Say how many lines in the records include the string "same", adding no other words.

--- Start of SUPPLIED INFORMATION ---

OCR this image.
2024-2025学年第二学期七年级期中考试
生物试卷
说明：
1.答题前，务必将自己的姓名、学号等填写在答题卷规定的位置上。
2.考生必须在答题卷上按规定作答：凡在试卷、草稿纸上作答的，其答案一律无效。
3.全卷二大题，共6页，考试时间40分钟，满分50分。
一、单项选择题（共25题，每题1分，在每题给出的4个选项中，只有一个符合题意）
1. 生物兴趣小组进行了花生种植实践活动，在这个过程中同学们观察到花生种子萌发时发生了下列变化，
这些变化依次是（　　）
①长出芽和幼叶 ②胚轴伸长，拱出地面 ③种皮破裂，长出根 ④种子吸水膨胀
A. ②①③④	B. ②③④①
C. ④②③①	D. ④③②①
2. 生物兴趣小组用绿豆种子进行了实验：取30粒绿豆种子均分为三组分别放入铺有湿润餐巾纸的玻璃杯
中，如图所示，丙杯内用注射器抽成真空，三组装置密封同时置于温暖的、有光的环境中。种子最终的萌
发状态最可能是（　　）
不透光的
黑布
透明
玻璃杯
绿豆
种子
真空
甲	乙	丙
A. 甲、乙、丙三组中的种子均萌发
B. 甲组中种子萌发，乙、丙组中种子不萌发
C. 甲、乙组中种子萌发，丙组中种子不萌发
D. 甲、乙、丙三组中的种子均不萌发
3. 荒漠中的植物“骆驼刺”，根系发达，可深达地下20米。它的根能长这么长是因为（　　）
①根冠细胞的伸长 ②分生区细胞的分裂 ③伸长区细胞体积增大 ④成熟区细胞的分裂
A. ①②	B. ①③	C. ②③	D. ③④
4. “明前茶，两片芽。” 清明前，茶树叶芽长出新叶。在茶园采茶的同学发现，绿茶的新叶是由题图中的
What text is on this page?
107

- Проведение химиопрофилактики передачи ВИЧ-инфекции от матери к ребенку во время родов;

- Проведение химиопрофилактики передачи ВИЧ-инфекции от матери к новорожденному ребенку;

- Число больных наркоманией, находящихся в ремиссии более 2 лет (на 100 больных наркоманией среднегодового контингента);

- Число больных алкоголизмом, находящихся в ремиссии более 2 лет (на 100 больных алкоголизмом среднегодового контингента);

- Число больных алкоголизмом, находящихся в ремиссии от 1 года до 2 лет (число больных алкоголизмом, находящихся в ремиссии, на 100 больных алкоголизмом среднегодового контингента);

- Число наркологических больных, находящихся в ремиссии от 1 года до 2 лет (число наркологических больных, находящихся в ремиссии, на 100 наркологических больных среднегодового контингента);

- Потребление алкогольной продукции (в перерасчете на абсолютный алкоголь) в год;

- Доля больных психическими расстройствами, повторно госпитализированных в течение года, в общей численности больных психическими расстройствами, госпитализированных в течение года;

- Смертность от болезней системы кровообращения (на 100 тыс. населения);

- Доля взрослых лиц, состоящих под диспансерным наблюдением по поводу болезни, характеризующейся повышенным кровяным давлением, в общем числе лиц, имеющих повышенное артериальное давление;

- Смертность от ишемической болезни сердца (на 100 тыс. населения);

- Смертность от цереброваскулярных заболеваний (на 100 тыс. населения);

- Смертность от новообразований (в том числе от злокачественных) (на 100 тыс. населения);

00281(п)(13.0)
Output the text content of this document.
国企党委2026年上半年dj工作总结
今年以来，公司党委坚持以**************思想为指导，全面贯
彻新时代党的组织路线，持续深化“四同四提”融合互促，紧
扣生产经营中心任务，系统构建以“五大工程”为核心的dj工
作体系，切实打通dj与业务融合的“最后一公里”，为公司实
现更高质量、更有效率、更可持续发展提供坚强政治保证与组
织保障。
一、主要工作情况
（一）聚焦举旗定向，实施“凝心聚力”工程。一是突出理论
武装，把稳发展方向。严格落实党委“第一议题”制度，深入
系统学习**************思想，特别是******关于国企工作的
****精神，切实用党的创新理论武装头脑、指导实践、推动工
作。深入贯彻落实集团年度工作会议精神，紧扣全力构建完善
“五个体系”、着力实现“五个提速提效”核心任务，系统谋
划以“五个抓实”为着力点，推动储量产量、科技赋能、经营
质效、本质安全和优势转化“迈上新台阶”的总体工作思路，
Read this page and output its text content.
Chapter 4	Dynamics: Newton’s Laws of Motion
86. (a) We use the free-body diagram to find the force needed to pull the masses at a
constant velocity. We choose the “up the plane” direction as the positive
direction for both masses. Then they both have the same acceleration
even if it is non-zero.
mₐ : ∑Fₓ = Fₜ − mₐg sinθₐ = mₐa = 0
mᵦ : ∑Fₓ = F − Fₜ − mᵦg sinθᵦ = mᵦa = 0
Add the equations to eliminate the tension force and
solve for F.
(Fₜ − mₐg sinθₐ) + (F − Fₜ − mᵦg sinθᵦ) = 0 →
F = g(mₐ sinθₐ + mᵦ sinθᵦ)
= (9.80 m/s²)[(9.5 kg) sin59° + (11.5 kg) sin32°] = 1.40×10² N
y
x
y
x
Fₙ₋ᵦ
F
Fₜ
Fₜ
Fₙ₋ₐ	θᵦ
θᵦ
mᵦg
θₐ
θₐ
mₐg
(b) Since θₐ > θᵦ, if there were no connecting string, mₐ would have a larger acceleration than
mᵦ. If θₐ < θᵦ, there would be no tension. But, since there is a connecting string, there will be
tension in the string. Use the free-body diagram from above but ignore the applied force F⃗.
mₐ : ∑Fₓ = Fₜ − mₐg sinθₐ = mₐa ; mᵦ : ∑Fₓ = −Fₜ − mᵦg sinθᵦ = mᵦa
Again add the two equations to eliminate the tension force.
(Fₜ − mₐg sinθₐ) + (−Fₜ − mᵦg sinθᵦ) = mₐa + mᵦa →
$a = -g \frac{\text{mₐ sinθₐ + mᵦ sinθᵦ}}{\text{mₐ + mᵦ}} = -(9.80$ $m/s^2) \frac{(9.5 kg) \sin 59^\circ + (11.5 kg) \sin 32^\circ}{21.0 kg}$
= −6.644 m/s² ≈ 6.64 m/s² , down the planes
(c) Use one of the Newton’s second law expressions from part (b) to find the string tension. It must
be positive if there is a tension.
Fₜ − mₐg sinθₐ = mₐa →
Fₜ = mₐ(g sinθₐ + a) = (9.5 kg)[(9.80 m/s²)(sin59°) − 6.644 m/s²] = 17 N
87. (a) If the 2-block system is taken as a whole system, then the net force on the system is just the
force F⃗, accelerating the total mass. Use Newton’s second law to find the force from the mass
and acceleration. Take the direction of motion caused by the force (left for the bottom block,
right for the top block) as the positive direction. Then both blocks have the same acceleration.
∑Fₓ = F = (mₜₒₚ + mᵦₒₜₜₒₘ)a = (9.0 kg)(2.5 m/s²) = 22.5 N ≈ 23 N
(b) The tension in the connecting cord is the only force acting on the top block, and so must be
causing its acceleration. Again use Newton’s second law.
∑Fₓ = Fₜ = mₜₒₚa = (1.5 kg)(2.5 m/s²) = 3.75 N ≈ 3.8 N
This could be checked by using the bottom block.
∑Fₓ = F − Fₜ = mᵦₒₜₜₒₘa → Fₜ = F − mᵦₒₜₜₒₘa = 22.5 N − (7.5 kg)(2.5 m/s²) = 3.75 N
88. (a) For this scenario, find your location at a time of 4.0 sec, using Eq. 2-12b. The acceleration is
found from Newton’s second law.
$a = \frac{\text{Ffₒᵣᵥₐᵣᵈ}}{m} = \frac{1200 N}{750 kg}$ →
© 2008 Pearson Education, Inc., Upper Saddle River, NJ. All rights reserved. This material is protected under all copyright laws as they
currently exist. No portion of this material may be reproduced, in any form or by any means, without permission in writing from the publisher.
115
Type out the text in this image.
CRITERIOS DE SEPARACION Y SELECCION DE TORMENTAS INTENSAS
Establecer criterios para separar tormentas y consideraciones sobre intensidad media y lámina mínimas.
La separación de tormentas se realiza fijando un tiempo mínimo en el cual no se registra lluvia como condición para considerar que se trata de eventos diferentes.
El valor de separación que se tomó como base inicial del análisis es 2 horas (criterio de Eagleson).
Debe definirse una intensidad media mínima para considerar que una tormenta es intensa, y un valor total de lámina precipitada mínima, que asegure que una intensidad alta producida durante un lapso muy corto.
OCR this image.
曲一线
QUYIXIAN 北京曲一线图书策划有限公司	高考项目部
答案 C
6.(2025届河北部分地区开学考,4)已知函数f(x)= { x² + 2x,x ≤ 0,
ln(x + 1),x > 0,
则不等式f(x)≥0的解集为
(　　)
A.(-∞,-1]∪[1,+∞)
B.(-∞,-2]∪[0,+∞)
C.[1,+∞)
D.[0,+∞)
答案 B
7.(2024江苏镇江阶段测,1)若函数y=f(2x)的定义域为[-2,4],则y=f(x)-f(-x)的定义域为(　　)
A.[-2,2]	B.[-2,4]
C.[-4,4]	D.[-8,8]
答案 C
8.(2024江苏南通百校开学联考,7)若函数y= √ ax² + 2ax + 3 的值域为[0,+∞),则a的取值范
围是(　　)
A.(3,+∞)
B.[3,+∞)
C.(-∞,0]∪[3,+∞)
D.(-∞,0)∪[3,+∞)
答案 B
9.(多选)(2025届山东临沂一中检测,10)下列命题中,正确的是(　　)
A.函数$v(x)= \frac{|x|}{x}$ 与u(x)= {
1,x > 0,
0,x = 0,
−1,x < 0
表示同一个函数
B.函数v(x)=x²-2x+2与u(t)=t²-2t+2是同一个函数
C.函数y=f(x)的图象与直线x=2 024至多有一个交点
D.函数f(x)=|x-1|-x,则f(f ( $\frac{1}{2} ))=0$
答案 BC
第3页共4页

--- End of SUPPLIED INFORMATION ---

▸ EXERCISE OUTPUT
2